> [Set exercise]
Transcribe every line exactly and omit anything that is a picture.

> [The input]
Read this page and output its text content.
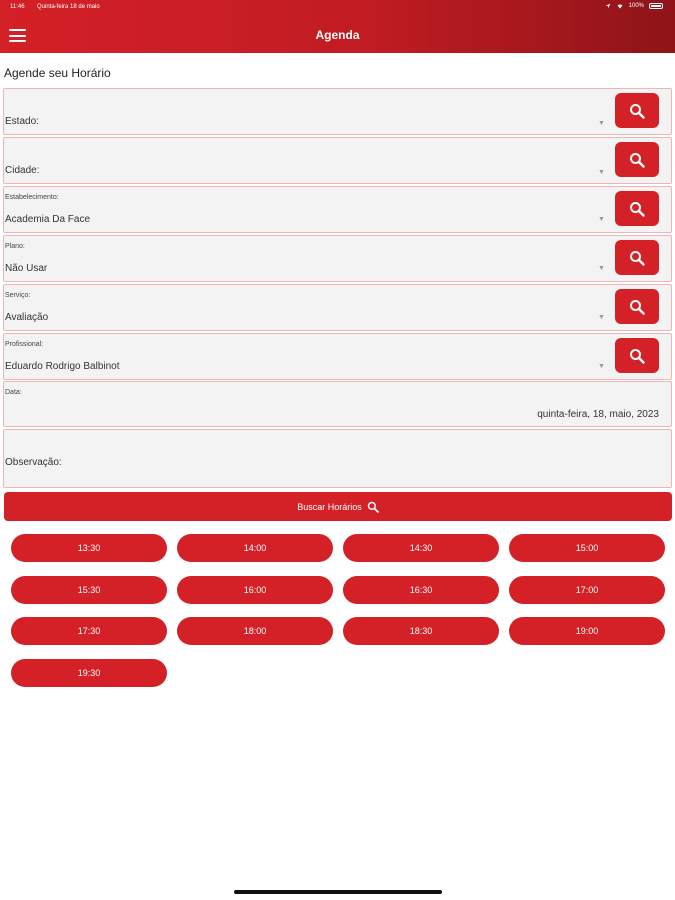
11:46 Quinta-feira 18 de maio	100%
Agenda
Agende seu Horário
Estado:	▼
Cidade:	▼
Estabelecimento:
Academia Da Face	▼
Plano:
Não Usar	▼
Serviço:
Avaliação	▼
Profissional:
Eduardo Rodrigo Balbinot	▼
Data:
quinta-feira, 18, maio, 2023
Observação:
Buscar Horários
13:30	14:00	14:30	15:00
15:30	16:00	16:30	17:00
17:30	18:00	18:30	19:00
19:30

> [Full answer]
Read this page and output its text content.
11:46 Quinta-feira 18 de maio	100%
Agenda
Agende seu Horário
Estado:	▼
Cidade:	▼
Estabelecimento:
Academia Da Face	▼
Plano:
Não Usar	▼
Serviço:
Avaliação	▼
Profissional:
Eduardo Rodrigo Balbinot	▼
Data:
quinta-feira, 18, maio, 2023
Observação:
Buscar Horários
13:30	14:00	14:30	15:00
15:30	16:00	16:30	17:00
17:30	18:00	18:30	19:00
19:30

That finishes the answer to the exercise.